What the task asks: Report the count of lines where the string "label" appears, and nothing else.

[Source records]
⁂

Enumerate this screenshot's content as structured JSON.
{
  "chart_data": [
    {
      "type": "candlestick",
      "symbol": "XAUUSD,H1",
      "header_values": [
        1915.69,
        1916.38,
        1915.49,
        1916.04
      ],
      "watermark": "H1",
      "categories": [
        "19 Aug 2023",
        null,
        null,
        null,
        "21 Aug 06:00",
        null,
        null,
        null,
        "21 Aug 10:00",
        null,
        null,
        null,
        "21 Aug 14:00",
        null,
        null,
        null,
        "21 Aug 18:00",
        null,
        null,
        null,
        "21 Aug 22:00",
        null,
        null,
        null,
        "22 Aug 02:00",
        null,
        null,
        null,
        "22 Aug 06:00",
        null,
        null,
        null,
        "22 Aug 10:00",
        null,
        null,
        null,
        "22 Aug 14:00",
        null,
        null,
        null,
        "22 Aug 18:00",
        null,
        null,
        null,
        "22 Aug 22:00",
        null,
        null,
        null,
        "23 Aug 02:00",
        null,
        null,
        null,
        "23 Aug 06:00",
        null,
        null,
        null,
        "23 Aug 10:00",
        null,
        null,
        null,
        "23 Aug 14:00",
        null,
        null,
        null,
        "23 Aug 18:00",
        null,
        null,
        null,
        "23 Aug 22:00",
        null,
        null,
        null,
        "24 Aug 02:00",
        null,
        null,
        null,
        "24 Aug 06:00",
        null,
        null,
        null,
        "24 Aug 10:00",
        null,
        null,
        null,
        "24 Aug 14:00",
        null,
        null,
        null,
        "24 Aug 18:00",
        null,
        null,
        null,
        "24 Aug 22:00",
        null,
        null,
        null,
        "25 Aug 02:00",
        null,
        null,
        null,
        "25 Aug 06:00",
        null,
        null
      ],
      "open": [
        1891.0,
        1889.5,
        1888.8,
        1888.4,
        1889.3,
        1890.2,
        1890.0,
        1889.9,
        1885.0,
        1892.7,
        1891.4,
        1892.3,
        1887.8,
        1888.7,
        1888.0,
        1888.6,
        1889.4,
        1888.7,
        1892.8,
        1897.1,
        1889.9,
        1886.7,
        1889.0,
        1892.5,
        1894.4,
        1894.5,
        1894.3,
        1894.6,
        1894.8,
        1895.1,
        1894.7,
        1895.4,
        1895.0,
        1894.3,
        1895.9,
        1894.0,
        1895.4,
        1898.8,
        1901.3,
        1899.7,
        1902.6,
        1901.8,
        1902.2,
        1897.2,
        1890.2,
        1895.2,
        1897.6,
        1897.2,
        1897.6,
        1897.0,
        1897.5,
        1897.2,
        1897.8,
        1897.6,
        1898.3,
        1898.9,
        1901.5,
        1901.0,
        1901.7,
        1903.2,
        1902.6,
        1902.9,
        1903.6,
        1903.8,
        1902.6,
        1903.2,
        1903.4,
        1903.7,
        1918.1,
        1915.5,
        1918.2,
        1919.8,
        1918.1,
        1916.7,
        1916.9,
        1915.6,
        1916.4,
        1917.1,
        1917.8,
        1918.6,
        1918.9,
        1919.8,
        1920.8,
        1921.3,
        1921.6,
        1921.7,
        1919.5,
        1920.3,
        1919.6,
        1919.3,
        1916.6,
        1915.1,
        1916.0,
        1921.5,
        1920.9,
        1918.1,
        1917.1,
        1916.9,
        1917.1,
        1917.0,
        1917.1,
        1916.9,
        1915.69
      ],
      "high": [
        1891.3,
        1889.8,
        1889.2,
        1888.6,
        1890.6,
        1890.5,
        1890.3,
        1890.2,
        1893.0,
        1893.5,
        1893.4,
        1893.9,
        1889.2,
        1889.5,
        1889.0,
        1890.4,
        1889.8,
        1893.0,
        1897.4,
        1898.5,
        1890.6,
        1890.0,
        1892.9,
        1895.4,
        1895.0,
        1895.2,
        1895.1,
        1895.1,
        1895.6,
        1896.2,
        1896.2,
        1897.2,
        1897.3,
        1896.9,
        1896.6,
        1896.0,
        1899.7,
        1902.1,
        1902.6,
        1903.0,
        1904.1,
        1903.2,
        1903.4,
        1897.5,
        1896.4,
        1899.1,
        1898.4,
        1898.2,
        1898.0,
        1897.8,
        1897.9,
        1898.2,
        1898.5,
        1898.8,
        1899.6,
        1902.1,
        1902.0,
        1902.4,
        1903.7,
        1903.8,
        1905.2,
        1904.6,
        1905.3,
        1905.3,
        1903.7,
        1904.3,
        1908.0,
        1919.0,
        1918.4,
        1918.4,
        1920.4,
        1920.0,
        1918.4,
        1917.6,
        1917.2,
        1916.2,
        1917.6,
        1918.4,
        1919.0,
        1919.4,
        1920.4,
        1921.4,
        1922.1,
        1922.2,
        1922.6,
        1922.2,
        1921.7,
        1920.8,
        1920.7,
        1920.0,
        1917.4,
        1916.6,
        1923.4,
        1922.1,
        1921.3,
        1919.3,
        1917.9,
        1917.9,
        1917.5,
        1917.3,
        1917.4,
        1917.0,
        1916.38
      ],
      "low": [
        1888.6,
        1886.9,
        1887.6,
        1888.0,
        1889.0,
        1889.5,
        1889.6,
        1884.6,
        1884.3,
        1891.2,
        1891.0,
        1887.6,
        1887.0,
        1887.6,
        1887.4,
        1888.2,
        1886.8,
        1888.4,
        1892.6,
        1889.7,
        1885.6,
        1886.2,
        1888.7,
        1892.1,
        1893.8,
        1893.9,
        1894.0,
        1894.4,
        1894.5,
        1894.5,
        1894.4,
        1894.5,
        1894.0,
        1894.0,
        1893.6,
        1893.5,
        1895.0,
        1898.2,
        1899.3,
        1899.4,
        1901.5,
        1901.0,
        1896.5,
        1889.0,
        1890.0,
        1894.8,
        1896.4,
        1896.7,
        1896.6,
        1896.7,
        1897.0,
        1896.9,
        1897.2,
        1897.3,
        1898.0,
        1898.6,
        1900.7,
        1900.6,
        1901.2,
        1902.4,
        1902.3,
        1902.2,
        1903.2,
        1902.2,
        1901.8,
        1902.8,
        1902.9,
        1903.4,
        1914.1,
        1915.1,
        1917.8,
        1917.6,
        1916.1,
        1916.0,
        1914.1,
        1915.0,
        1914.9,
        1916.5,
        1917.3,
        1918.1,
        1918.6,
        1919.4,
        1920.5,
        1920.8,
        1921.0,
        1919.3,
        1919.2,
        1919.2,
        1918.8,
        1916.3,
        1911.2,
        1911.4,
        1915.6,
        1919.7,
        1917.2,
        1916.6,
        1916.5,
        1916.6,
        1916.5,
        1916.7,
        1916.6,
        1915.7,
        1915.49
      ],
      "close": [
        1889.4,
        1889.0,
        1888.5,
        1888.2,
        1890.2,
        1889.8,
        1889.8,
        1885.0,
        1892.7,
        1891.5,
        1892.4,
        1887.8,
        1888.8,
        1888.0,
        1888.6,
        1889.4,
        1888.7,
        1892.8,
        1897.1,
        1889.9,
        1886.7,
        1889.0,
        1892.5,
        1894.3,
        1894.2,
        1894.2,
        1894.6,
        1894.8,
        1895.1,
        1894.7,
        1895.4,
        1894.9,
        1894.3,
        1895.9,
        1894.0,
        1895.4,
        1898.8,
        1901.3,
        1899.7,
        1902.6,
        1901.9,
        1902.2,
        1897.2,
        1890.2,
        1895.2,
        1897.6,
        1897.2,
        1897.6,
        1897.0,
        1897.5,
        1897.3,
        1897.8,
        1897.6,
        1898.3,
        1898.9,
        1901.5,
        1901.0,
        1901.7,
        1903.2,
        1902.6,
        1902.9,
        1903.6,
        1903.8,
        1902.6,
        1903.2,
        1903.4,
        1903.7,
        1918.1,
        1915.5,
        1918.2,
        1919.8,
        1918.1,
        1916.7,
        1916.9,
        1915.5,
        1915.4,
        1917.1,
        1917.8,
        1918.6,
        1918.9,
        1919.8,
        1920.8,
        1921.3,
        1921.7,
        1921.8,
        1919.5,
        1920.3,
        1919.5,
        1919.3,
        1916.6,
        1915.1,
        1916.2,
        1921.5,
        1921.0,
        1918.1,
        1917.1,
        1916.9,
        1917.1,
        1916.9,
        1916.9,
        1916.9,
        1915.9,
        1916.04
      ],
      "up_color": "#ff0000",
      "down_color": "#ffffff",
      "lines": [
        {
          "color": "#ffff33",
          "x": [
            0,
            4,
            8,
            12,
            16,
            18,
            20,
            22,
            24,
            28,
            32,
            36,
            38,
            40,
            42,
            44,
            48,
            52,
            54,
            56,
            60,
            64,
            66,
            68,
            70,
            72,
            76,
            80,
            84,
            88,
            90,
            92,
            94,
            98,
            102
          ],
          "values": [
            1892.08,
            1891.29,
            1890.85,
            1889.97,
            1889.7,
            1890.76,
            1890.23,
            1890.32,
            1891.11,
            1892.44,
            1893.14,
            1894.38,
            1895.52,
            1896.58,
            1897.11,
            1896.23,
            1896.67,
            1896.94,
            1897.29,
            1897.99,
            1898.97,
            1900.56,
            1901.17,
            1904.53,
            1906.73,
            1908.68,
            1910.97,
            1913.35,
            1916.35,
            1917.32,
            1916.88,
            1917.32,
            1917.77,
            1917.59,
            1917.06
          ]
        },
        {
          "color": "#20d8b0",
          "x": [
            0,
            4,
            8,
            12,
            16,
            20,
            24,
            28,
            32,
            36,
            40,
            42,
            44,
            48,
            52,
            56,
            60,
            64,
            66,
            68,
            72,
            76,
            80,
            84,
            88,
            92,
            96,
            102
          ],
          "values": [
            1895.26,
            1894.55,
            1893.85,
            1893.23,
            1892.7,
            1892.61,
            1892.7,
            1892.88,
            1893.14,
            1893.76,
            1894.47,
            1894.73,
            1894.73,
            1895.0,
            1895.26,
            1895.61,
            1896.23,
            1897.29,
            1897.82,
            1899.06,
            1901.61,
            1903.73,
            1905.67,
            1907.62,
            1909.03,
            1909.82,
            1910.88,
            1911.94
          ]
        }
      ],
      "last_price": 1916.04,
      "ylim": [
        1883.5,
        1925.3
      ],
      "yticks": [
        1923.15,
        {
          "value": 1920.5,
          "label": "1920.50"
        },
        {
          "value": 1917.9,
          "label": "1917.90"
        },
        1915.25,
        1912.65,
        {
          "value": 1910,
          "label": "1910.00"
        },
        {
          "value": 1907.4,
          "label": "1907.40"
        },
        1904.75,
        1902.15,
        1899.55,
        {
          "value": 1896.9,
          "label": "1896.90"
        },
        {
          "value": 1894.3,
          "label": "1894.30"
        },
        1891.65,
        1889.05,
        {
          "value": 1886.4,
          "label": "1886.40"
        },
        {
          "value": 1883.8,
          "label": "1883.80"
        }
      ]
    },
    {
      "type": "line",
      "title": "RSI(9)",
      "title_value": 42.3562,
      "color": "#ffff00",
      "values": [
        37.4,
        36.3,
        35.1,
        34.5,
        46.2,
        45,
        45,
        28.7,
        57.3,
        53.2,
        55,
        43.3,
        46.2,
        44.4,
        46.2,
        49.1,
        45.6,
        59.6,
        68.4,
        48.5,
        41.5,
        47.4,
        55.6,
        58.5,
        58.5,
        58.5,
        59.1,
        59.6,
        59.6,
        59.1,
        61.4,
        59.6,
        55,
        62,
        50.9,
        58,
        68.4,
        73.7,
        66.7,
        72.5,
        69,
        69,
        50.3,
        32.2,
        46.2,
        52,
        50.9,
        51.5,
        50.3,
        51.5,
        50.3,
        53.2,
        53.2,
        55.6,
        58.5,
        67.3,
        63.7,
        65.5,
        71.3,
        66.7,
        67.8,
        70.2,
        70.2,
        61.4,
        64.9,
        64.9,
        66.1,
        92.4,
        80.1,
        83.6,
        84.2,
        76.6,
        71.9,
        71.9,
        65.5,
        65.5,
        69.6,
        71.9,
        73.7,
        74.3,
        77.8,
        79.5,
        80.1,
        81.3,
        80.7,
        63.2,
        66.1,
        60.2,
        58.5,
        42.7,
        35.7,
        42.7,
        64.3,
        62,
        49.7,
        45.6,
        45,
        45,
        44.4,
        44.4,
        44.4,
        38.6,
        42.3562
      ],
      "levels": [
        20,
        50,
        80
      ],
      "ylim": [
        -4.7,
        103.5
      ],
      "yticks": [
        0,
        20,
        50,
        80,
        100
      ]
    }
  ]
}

⁂

The answer: 8